▸ **MATERIAL**:
+ + + + +
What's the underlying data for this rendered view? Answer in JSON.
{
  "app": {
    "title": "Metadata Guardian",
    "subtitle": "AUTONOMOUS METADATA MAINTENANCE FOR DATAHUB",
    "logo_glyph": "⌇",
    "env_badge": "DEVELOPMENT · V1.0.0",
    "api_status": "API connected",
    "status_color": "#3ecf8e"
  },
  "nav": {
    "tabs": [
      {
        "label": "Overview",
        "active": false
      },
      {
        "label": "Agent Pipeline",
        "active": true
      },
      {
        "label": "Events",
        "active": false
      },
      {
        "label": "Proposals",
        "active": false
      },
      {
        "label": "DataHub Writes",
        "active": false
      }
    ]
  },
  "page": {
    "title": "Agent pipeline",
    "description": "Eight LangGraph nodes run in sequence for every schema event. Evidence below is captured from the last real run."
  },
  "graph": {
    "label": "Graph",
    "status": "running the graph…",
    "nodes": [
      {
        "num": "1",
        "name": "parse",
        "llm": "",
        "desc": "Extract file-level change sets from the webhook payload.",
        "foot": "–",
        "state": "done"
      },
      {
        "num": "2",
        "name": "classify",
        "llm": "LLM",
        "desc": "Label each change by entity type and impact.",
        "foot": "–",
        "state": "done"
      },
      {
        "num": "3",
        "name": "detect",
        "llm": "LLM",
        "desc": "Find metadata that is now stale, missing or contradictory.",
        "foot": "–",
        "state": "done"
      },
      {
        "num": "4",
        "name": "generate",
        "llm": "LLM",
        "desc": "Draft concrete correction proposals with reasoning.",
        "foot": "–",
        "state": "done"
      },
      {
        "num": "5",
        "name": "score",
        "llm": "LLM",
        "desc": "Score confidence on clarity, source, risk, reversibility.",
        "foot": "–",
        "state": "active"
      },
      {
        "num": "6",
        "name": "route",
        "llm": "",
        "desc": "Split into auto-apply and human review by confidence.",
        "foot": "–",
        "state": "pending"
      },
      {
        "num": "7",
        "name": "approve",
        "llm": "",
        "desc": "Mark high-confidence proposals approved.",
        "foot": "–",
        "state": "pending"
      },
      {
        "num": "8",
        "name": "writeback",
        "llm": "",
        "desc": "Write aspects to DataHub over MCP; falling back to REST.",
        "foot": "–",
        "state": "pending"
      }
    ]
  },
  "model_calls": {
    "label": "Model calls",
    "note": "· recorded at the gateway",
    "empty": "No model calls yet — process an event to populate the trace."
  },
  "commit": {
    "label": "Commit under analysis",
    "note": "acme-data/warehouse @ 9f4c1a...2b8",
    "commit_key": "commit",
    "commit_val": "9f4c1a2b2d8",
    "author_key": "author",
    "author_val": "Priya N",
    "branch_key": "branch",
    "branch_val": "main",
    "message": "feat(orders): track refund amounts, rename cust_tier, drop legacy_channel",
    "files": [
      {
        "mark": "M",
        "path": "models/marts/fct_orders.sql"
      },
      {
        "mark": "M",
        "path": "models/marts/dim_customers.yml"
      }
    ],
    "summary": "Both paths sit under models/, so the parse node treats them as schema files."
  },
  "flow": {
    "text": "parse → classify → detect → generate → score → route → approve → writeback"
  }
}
+ + + + +
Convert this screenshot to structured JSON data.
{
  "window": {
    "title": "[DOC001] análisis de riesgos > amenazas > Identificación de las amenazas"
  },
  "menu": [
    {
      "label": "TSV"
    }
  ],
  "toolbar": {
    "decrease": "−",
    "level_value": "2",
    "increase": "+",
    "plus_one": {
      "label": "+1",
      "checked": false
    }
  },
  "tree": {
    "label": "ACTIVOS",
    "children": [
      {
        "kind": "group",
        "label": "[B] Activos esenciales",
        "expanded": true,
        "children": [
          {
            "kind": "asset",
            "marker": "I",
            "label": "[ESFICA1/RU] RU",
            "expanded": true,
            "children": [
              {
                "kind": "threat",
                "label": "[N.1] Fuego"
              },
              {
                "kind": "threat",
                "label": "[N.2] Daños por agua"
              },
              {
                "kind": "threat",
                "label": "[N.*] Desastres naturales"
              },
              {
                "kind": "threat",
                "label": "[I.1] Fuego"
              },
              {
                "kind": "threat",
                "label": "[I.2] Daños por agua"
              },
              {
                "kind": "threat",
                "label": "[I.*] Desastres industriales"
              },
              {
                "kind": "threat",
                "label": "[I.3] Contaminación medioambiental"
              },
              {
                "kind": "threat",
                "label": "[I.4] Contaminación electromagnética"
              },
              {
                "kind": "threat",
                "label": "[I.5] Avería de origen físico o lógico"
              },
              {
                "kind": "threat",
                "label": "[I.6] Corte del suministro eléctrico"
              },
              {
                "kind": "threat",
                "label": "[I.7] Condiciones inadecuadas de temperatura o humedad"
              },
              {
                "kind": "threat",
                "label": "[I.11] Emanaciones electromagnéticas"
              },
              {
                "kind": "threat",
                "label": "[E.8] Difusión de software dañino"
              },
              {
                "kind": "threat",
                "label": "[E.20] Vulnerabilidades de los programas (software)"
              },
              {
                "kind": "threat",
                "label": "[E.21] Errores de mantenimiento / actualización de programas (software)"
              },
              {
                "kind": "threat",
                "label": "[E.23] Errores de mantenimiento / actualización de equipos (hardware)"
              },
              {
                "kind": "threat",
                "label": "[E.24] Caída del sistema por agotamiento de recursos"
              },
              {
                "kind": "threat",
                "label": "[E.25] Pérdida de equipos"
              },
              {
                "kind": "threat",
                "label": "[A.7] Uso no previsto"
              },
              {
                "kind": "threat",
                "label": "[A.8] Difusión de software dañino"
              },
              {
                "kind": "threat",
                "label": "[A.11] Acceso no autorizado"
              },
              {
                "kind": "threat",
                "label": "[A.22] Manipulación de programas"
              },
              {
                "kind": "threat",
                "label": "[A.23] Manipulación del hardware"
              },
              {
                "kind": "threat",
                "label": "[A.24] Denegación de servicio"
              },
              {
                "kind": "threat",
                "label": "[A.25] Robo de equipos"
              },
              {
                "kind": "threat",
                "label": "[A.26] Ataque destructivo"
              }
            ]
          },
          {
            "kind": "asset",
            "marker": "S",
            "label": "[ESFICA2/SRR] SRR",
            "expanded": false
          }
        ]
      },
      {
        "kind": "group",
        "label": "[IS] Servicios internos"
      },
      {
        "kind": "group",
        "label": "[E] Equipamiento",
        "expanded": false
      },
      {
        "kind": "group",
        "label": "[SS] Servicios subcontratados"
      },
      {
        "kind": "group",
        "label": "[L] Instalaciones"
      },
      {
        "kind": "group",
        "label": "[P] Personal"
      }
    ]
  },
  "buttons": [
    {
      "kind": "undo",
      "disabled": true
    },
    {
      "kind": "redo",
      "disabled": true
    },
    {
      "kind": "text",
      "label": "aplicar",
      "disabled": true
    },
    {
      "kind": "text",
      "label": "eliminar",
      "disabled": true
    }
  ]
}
+ + + + +
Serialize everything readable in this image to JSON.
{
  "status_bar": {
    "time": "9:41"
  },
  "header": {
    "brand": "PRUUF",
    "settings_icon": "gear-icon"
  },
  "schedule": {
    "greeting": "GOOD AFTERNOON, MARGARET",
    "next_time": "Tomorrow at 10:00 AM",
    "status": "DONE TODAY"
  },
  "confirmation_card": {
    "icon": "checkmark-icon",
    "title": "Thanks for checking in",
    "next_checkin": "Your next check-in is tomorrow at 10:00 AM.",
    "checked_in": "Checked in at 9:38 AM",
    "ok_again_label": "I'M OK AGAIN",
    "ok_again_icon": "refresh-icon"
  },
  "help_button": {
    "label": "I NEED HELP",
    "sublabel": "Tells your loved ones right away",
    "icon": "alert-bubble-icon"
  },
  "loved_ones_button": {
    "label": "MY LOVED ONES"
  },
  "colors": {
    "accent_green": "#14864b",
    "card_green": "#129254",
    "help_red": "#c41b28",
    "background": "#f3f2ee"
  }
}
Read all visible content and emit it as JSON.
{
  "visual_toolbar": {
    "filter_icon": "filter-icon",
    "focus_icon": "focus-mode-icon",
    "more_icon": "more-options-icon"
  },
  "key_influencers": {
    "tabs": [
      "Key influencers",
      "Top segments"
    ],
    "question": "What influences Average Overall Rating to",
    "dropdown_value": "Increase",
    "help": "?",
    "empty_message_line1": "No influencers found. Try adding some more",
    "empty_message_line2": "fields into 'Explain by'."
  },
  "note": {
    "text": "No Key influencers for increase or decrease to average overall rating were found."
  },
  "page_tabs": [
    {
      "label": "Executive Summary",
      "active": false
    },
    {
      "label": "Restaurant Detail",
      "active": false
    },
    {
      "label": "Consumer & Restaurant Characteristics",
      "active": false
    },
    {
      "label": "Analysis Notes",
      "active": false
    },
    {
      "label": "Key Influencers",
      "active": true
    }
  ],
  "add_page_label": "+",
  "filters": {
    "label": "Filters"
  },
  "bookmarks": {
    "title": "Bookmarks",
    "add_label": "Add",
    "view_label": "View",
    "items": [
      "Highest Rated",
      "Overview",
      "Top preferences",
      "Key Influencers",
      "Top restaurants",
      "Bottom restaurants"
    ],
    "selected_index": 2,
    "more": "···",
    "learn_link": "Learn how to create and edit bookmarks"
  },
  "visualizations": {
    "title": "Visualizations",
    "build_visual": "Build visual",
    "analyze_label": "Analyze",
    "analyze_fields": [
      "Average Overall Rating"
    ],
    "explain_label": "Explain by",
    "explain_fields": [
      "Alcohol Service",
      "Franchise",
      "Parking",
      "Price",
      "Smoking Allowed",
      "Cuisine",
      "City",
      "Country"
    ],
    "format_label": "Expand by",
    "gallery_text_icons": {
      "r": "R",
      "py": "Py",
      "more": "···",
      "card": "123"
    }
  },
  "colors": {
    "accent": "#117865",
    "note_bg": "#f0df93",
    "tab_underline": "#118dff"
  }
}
+ + + + +
▸ **AIM OF THE TASK**: Search the listing for the word "parse". Copy every line in which it occurs.

▸ **SOLUTION**:
        "name": "parse",
    "summary": "Both paths sit under models/, so the parse node treats them as schema files."
    "text": "parse → classify → detect → generate → score → route → approve → writeback"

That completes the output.